Exercise task:
Below are some entries. Work out how many of their lines hold the word "JSON", and write that number alone.

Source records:

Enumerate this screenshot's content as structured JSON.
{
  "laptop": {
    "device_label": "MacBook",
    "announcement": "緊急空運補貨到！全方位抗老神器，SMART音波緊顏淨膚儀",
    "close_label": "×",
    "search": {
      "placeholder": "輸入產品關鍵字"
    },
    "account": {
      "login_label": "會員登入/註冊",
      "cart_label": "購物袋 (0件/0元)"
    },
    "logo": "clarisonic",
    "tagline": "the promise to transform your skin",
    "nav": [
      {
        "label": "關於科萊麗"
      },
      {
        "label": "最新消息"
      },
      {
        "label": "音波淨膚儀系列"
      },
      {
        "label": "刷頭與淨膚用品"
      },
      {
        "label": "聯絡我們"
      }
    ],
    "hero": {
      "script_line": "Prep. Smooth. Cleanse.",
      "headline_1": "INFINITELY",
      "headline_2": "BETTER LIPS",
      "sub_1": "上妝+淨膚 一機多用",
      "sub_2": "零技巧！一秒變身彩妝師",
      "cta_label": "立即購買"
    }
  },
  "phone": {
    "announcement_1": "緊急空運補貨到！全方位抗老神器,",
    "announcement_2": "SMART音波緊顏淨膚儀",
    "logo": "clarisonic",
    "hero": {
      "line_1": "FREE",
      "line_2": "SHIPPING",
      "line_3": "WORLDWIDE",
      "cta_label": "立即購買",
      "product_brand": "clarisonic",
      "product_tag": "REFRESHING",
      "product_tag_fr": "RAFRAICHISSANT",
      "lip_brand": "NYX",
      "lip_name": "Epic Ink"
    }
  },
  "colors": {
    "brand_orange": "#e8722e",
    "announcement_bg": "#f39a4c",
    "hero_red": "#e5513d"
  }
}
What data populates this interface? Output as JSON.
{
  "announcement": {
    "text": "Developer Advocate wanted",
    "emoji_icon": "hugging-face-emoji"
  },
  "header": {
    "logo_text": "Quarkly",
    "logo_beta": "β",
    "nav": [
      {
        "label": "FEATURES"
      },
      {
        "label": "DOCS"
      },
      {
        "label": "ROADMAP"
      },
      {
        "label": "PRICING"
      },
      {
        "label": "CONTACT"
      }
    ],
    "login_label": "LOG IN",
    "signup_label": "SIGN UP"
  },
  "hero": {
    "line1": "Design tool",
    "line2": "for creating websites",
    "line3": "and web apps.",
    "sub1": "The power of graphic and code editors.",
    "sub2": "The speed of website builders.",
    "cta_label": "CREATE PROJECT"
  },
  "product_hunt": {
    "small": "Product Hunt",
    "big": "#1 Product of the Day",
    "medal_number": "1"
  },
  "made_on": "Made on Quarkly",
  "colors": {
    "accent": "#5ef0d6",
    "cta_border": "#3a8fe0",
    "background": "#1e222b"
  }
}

Task answer:
2